___ Listed records ___

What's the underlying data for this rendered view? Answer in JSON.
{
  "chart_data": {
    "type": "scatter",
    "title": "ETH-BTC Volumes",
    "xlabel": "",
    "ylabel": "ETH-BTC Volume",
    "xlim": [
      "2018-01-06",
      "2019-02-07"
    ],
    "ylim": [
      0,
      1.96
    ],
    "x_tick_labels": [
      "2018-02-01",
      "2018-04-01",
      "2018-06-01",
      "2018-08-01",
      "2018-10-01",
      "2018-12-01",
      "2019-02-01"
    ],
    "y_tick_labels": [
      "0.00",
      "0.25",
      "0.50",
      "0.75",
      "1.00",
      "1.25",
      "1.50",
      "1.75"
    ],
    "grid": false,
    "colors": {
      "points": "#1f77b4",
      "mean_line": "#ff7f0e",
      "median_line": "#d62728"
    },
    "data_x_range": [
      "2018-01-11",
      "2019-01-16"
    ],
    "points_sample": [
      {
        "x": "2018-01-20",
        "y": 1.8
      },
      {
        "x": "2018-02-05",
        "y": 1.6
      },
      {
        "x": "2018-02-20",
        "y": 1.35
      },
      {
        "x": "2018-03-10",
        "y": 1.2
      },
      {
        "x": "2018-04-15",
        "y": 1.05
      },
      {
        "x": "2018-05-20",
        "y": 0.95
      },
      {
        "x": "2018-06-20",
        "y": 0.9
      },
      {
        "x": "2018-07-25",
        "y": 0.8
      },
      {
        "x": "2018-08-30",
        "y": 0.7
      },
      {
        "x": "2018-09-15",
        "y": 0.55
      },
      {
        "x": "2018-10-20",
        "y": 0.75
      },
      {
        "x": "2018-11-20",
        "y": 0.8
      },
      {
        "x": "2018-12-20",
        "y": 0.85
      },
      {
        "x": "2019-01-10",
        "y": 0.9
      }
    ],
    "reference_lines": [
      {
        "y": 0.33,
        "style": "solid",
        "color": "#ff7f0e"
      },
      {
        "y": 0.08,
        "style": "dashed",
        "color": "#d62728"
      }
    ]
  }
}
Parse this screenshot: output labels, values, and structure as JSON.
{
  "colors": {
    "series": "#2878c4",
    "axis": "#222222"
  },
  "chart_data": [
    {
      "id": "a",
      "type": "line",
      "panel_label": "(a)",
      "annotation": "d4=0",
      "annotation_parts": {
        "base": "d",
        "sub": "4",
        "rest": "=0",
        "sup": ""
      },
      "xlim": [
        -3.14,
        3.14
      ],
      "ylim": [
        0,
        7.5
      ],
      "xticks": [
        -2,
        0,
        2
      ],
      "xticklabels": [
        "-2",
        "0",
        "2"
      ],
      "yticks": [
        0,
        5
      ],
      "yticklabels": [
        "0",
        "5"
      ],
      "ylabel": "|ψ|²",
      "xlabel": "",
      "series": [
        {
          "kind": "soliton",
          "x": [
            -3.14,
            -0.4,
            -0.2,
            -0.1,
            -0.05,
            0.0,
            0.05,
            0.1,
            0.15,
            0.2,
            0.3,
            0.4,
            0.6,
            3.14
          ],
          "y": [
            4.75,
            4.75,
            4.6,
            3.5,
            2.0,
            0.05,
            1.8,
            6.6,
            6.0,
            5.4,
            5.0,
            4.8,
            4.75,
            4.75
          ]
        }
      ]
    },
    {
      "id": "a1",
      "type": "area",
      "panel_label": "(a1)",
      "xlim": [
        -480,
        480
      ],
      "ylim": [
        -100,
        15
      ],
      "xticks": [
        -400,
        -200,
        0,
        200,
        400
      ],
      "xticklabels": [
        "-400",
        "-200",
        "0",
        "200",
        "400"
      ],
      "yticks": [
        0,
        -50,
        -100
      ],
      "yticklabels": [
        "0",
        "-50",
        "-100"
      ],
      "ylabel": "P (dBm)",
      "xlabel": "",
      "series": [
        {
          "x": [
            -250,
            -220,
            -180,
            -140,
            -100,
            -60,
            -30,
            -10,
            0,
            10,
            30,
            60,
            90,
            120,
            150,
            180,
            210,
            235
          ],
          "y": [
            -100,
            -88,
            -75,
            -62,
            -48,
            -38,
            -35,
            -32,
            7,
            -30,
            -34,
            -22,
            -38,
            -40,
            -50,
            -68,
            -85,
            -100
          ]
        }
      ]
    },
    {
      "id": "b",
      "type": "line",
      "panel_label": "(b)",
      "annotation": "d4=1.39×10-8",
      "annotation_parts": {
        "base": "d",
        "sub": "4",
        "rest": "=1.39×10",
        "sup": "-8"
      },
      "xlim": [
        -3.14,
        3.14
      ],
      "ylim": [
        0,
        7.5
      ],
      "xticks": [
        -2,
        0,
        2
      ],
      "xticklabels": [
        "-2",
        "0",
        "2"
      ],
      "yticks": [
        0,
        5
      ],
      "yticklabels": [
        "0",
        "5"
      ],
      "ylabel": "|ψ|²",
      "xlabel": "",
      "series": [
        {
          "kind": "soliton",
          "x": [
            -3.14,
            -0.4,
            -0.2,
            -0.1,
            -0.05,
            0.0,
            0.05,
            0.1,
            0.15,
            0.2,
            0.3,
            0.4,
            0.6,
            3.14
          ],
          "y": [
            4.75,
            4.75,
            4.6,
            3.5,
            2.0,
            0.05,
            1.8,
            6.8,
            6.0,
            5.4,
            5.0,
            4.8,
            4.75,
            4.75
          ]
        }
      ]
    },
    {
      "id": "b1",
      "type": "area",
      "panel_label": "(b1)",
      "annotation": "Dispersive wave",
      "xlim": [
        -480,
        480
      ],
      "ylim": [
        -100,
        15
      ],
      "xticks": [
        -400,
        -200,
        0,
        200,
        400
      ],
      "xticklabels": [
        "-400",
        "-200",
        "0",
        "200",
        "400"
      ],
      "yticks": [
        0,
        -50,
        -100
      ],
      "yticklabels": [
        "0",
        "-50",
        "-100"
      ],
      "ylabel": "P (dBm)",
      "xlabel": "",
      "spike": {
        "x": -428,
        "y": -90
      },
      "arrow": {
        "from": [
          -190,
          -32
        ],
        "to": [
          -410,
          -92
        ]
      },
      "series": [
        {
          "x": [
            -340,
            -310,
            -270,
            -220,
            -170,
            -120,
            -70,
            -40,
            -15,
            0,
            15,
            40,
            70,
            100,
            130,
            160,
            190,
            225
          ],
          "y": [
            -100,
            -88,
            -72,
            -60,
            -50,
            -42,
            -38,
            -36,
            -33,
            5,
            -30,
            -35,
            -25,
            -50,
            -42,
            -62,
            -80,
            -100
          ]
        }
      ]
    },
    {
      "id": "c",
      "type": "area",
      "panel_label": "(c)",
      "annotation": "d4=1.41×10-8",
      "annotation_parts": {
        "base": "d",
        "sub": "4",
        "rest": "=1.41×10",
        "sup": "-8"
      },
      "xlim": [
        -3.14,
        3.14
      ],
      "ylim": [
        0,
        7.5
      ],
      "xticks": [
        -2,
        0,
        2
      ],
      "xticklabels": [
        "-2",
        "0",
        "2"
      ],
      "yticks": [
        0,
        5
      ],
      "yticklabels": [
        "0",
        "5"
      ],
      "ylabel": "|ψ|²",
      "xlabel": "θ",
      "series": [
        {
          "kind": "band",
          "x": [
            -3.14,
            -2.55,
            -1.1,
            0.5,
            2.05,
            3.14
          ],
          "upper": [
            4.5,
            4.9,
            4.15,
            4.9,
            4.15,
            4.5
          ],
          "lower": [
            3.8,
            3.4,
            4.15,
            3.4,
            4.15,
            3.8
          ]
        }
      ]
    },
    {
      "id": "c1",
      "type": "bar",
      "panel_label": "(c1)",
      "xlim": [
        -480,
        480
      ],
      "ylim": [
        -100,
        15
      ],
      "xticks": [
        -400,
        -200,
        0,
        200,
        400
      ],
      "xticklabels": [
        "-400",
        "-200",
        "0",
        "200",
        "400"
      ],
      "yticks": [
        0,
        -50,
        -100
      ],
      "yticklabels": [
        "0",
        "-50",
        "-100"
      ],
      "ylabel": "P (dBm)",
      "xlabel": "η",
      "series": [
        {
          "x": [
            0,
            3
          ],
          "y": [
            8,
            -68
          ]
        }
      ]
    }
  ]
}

___

**Exercise aim**
Looking at the data above, show all lines where the word "this" occurs.

**Exercise result**
What's the underlying data for this rendered view? Answer in JSON.
Parse this screenshot: output labels, values, and structure as JSON.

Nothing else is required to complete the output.